→ **Exercise description**: From the listing below, pull each line that includes "مراسم".
— START OF Available data —
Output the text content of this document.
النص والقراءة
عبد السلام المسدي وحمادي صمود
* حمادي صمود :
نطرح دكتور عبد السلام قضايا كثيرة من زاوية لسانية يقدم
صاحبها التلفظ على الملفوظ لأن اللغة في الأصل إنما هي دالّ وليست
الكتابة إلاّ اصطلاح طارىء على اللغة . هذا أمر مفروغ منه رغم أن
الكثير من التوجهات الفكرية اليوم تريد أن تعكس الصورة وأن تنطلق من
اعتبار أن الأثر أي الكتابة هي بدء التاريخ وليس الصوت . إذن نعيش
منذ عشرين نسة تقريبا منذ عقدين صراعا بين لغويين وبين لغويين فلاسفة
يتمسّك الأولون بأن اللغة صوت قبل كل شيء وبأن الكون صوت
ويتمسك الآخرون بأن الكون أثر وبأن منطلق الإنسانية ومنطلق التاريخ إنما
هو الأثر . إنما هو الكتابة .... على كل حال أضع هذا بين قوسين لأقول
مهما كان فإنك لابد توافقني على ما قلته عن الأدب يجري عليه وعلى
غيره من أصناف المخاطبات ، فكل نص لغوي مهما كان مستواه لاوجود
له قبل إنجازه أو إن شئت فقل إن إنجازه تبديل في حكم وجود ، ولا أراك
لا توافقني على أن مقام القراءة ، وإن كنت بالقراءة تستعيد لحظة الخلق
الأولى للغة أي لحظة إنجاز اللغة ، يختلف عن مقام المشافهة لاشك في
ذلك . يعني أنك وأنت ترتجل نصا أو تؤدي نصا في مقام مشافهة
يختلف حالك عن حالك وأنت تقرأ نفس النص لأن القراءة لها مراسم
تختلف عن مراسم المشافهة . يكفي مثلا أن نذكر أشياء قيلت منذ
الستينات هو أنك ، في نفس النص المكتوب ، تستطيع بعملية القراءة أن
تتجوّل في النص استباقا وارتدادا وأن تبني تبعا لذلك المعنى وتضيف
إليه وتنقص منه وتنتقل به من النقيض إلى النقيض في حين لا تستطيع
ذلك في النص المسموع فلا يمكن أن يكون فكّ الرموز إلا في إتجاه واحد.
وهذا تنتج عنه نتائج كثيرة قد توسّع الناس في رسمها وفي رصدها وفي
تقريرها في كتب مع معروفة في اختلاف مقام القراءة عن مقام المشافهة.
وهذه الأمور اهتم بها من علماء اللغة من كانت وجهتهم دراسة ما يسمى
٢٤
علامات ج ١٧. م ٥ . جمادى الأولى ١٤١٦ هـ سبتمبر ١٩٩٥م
— END OF Available data —
→ **Expected output**:
يختلف حالك عن حالك وأنت تقرأ نفس النص لأن القراءة لها مراسم
تختلف عن مراسم المشافهة . يكفي مثلا أن نذكر أشياء قيلت منذ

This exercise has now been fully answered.